TASK PROMPT. Please return the full listing below without altering anything.

TASK MATERIAL.
######

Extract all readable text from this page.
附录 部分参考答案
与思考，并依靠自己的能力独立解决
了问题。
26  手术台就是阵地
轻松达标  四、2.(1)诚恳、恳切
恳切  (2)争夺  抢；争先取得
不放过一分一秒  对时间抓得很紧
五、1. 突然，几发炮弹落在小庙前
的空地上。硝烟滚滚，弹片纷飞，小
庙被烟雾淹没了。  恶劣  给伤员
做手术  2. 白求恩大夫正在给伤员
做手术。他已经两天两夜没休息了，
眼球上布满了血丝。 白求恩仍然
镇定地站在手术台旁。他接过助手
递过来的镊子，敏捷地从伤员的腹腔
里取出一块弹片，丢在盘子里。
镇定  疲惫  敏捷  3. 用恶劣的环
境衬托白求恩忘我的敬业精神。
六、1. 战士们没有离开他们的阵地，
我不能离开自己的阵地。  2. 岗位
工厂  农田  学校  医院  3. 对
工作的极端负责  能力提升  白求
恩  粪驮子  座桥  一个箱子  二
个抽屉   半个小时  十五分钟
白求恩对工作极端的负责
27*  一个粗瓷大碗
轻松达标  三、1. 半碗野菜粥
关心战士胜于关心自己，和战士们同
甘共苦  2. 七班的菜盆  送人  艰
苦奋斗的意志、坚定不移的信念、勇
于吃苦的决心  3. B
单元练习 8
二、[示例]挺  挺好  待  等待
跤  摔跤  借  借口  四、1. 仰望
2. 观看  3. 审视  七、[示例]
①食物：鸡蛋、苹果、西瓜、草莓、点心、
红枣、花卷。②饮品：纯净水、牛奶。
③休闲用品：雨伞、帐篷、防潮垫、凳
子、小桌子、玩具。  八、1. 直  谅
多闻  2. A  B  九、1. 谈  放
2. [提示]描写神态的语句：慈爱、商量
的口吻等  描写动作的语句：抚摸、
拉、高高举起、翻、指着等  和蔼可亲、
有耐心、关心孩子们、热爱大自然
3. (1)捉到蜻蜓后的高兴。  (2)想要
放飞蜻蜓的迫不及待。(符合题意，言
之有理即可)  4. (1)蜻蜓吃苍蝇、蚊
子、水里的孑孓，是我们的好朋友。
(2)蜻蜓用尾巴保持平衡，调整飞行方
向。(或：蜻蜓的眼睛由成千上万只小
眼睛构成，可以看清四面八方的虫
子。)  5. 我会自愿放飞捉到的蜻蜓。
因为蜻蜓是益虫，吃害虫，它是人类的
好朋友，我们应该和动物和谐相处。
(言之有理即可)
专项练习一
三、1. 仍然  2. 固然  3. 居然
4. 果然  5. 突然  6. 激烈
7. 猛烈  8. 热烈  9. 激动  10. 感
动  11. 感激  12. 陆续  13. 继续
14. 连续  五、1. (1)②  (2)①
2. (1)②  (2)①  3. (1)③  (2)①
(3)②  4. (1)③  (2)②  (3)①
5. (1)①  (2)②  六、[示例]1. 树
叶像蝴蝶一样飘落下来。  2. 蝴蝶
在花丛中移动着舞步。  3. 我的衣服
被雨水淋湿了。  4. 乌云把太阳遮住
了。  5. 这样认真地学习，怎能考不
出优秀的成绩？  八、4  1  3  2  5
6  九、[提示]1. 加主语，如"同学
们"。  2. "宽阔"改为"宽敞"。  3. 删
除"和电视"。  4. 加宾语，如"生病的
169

######

SOLUTION TO THIS TASK.
Extract all readable text from this page.
附录 部分参考答案
与思考，并依靠自己的能力独立解决
了问题。
26  手术台就是阵地
轻松达标  四、2.(1)诚恳、恳切
恳切  (2)争夺  抢；争先取得
不放过一分一秒  对时间抓得很紧
五、1. 突然，几发炮弹落在小庙前
的空地上。硝烟滚滚，弹片纷飞，小
庙被烟雾淹没了。  恶劣  给伤员
做手术  2. 白求恩大夫正在给伤员
做手术。他已经两天两夜没休息了，
眼球上布满了血丝。 白求恩仍然
镇定地站在手术台旁。他接过助手
递过来的镊子，敏捷地从伤员的腹腔
里取出一块弹片，丢在盘子里。
镇定  疲惫  敏捷  3. 用恶劣的环
境衬托白求恩忘我的敬业精神。
六、1. 战士们没有离开他们的阵地，
我不能离开自己的阵地。  2. 岗位
工厂  农田  学校  医院  3. 对
工作的极端负责  能力提升  白求
恩  粪驮子  座桥  一个箱子  二
个抽屉   半个小时  十五分钟
白求恩对工作极端的负责
27*  一个粗瓷大碗
轻松达标  三、1. 半碗野菜粥
关心战士胜于关心自己，和战士们同
甘共苦  2. 七班的菜盆  送人  艰
苦奋斗的意志、坚定不移的信念、勇
于吃苦的决心  3. B
单元练习 8
二、[示例]挺  挺好  待  等待
跤  摔跤  借  借口  四、1. 仰望
2. 观看  3. 审视  七、[示例]
①食物：鸡蛋、苹果、西瓜、草莓、点心、
红枣、花卷。②饮品：纯净水、牛奶。
③休闲用品：雨伞、帐篷、防潮垫、凳
子、小桌子、玩具。  八、1. 直  谅
多闻  2. A  B  九、1. 谈  放
2. [提示]描写神态的语句：慈爱、商量
的口吻等  描写动作的语句：抚摸、
拉、高高举起、翻、指着等  和蔼可亲、
有耐心、关心孩子们、热爱大自然
3. (1)捉到蜻蜓后的高兴。  (2)想要
放飞蜻蜓的迫不及待。(符合题意，言
之有理即可)  4. (1)蜻蜓吃苍蝇、蚊
子、水里的孑孓，是我们的好朋友。
(2)蜻蜓用尾巴保持平衡，调整飞行方
向。(或：蜻蜓的眼睛由成千上万只小
眼睛构成，可以看清四面八方的虫
子。)  5. 我会自愿放飞捉到的蜻蜓。
因为蜻蜓是益虫，吃害虫，它是人类的
好朋友，我们应该和动物和谐相处。
(言之有理即可)
专项练习一
三、1. 仍然  2. 固然  3. 居然
4. 果然  5. 突然  6. 激烈
7. 猛烈  8. 热烈  9. 激动  10. 感
动  11. 感激  12. 陆续  13. 继续
14. 连续  五、1. (1)②  (2)①
2. (1)②  (2)①  3. (1)③  (2)①
(3)②  4. (1)③  (2)②  (3)①
5. (1)①  (2)②  六、[示例]1. 树
叶像蝴蝶一样飘落下来。  2. 蝴蝶
在花丛中移动着舞步。  3. 我的衣服
被雨水淋湿了。  4. 乌云把太阳遮住
了。  5. 这样认真地学习，怎能考不
出优秀的成绩？  八、4  1  3  2  5
6  九、[提示]1. 加主语，如"同学
们"。  2. "宽阔"改为"宽敞"。  3. 删
除"和电视"。  4. 加宾语，如"生病的
169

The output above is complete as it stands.